» Exercise description
Rewrite the entries below as a numbered list, from the line containing "Localize all elements." through the line containing "document-body xyxy=(145,174,807,1224)", both included, leaving out any blank lines.

» Data shown
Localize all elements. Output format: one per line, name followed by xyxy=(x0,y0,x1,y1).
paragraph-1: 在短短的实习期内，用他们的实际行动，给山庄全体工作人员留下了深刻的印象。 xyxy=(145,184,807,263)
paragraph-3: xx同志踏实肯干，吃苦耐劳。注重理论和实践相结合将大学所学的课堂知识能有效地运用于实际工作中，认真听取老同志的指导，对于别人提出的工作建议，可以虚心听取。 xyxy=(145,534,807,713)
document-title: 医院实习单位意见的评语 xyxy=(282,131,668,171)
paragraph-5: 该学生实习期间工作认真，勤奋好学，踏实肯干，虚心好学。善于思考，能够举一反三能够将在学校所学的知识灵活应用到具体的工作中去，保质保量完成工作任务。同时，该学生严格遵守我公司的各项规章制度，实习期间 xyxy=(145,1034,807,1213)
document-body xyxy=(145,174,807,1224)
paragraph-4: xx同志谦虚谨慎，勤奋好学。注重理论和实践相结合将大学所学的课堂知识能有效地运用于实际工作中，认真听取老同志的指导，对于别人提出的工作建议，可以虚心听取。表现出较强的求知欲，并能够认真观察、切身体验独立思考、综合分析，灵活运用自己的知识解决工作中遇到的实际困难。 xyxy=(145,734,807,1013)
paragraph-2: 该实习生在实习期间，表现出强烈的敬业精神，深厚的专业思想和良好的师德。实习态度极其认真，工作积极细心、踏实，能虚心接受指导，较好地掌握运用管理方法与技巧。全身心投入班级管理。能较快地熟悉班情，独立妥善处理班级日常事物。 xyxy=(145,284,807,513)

...

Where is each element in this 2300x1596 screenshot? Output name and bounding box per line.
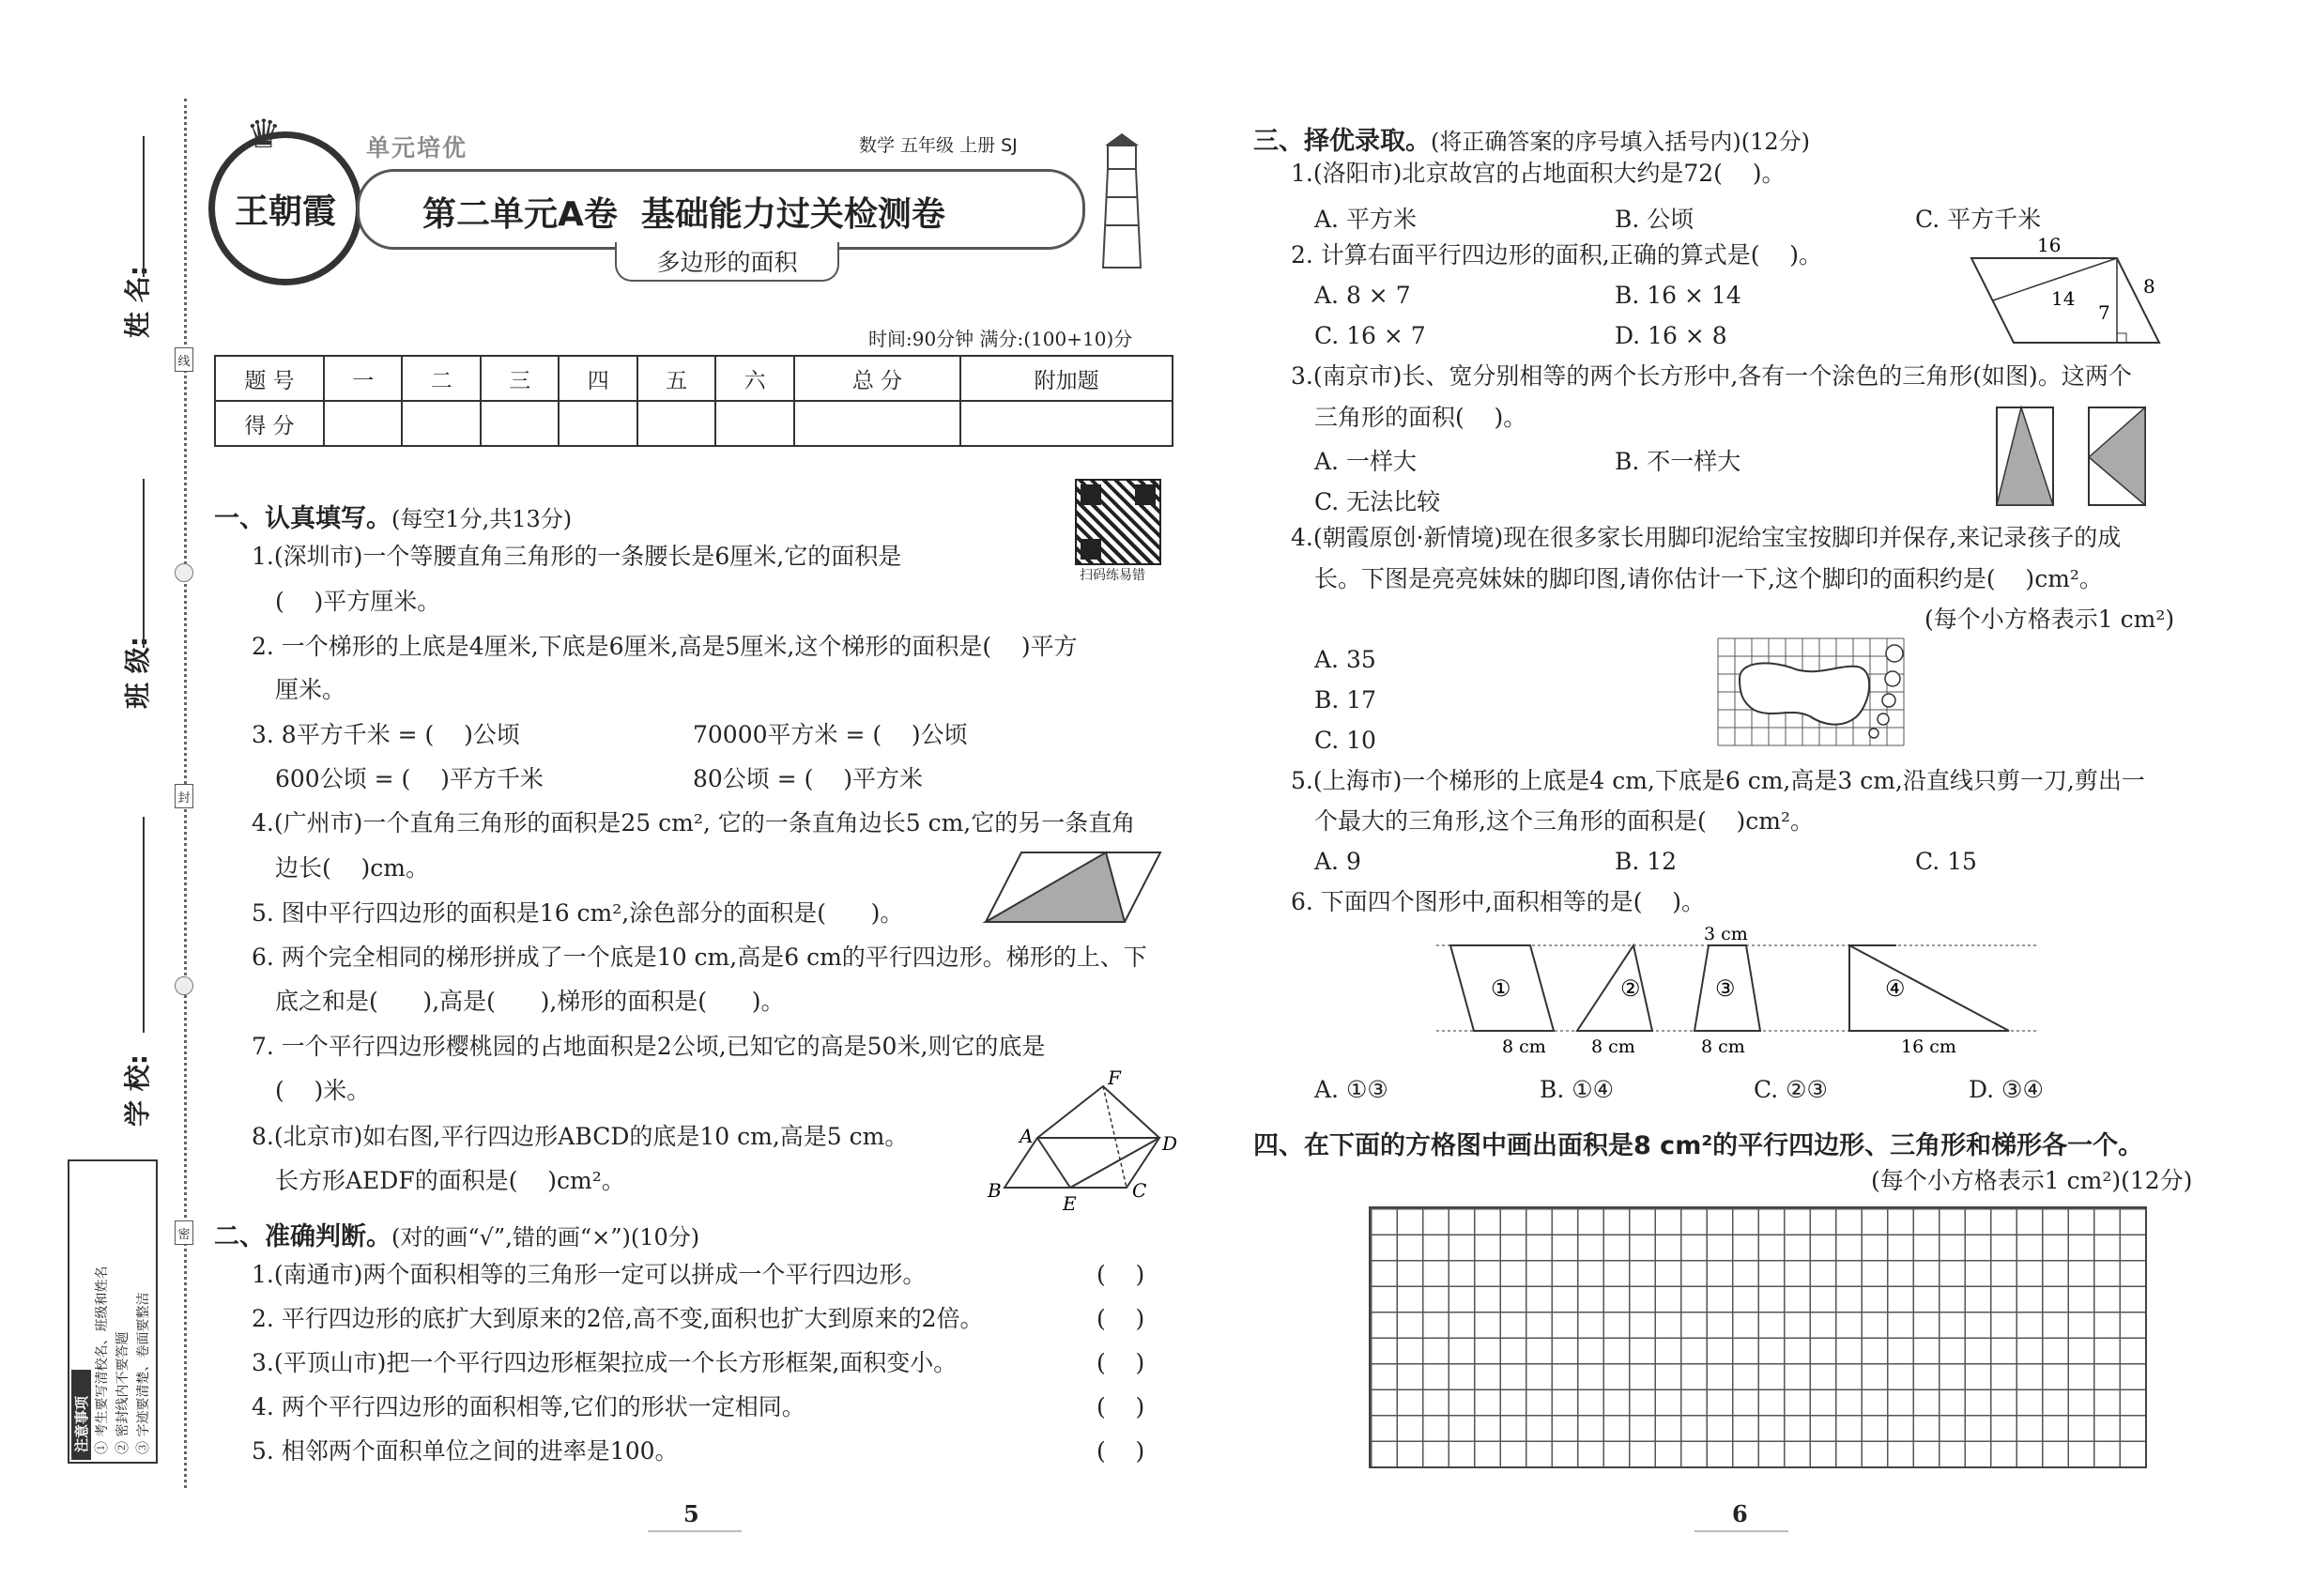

» Output for this task
1. Localize all elements. Output format: one per line, name followed by xyxy=(x0,y0,x1,y1).
2. paragraph-1: 在短短的实习期内，用他们的实际行动，给山庄全体工作人员留下了深刻的印象。 xyxy=(145,184,807,263)
3. paragraph-3: xx同志踏实肯干，吃苦耐劳。注重理论和实践相结合将大学所学的课堂知识能有效地运用于实际工作中，认真听取老同志的指导，对于别人提出的工作建议，可以虚心听取。 xyxy=(145,534,807,713)
4. document-title: 医院实习单位意见的评语 xyxy=(282,131,668,171)
5. paragraph-5: 该学生实习期间工作认真，勤奋好学，踏实肯干，虚心好学。善于思考，能够举一反三能够将在学校所学的知识灵活应用到具体的工作中去，保质保量完成工作任务。同时，该学生严格遵守我公司的各项规章制度，实习期间 xyxy=(145,1034,807,1213)
6. document-body xyxy=(145,174,807,1224)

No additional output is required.